WHAT TO WORK ON.
Can you write out all of the material below, word for word?

******

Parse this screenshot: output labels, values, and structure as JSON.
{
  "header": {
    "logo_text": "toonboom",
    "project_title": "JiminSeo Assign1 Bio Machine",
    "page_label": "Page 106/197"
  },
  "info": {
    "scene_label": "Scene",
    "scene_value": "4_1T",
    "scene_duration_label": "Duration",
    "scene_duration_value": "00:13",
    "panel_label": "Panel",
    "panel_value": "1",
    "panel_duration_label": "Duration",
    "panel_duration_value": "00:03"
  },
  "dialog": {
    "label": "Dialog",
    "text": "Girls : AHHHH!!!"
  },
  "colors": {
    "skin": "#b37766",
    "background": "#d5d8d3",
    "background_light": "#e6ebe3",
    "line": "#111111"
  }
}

******

RESULT OF THE TASK.
Parse this screenshot: output labels, values, and structure as JSON.
{
  "header": {
    "logo_text": "toonboom",
    "project_title": "JiminSeo Assign1 Bio Machine",
    "page_label": "Page 106/197"
  },
  "info": {
    "scene_label": "Scene",
    "scene_value": "4_1T",
    "scene_duration_label": "Duration",
    "scene_duration_value": "00:13",
    "panel_label": "Panel",
    "panel_value": "1",
    "panel_duration_label": "Duration",
    "panel_duration_value": "00:03"
  },
  "dialog": {
    "label": "Dialog",
    "text": "Girls : AHHHH!!!"
  },
  "colors": {
    "skin": "#b37766",
    "background": "#d5d8d3",
    "background_light": "#e6ebe3",
    "line": "#111111"
  }
}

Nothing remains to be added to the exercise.